| Given task |
Reproduce all entries precisely as they are written.

━━━━━━━━━━

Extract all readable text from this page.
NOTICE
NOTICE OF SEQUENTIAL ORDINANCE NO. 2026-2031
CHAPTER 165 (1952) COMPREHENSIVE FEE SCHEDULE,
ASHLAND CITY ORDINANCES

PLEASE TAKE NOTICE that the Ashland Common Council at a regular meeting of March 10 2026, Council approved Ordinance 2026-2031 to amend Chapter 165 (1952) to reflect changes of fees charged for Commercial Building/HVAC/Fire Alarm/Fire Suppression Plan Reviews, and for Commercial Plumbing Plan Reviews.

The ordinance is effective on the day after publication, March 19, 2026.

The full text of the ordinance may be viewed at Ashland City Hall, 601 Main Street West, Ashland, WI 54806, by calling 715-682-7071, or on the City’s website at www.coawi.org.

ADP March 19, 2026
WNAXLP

━━━━━━━━━━

| Correct output |
Extract all readable text from this page.
NOTICE
NOTICE OF SEQUENTIAL ORDINANCE NO. 2026-2031
CHAPTER 165 (1952) COMPREHENSIVE FEE SCHEDULE,
ASHLAND CITY ORDINANCES

PLEASE TAKE NOTICE that the Ashland Common Council at a regular meeting of March 10 2026, Council approved Ordinance 2026-2031 to amend Chapter 165 (1952) to reflect changes of fees charged for Commercial Building/HVAC/Fire Alarm/Fire Suppression Plan Reviews, and for Commercial Plumbing Plan Reviews.

The ordinance is effective on the day after publication, March 19, 2026.

The full text of the ordinance may be viewed at Ashland City Hall, 601 Main Street West, Ashland, WI 54806, by calling 715-682-7071, or on the City’s website at www.coawi.org.

ADP March 19, 2026
WNAXLP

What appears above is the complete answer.